Extracted information>
|---|
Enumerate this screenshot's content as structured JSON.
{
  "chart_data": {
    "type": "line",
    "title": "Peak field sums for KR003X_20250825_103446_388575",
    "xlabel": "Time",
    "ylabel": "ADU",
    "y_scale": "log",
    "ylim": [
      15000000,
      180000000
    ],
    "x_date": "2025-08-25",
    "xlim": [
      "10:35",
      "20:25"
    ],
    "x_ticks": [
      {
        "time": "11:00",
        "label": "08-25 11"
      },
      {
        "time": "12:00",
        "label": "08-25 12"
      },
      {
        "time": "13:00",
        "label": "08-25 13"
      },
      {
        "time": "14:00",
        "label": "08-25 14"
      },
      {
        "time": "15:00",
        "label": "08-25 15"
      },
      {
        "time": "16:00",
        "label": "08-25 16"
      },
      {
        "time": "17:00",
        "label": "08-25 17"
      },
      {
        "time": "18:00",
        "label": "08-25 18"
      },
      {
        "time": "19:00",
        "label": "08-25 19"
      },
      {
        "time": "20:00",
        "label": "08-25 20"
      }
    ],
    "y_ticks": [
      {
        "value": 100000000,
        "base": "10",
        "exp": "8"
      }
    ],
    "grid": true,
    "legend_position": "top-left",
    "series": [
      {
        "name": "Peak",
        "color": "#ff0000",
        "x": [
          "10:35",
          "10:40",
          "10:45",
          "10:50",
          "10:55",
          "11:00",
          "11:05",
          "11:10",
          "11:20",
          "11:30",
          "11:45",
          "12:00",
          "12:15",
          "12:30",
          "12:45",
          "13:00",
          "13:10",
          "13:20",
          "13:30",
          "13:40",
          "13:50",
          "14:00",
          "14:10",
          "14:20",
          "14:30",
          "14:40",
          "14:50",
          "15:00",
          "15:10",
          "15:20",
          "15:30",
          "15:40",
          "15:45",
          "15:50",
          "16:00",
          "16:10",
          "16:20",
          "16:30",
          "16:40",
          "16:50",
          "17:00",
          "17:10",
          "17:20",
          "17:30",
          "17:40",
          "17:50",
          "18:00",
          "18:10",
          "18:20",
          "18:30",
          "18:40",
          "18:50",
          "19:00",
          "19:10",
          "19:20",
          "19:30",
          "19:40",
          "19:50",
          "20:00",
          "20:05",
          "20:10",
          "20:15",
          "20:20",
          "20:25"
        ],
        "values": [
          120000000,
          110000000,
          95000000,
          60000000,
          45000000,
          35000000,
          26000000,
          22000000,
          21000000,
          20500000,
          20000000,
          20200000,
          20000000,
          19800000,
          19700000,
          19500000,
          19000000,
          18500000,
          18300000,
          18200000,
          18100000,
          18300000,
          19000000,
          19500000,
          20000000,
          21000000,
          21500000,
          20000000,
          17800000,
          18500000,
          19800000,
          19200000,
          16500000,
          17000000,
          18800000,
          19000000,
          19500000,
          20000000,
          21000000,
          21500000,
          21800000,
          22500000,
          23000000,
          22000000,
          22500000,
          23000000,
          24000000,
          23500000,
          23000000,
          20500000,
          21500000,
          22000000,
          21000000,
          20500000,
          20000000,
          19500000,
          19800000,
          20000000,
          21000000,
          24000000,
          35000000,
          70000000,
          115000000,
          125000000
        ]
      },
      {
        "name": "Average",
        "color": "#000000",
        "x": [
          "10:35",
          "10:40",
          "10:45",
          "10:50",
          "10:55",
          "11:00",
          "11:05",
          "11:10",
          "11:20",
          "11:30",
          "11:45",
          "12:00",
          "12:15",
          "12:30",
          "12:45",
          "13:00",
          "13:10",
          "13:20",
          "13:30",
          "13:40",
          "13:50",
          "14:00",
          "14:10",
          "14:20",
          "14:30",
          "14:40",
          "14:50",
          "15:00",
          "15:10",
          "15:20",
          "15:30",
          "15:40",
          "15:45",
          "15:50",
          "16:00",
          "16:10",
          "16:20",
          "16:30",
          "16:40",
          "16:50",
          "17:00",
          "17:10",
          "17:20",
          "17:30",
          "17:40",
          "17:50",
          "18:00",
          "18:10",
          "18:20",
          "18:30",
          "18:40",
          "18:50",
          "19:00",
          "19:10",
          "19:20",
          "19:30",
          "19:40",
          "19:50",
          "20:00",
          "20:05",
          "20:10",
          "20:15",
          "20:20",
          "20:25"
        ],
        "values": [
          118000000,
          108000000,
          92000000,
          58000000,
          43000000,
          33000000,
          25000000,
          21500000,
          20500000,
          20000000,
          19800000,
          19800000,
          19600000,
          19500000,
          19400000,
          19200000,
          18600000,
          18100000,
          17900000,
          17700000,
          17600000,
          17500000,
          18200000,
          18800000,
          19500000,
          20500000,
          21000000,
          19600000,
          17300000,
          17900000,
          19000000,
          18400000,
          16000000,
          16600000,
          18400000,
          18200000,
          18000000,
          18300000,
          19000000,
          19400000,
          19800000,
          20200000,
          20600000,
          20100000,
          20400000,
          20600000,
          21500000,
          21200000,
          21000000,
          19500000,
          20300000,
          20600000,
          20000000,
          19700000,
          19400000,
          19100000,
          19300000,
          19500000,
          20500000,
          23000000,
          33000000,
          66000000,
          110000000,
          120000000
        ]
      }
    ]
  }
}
|---|
The task>
Pick out all lines containing the string "Peak".

Complete output>
    "title": "Peak field sums for KR003X_20250825_103446_388575",
        "name": "Peak",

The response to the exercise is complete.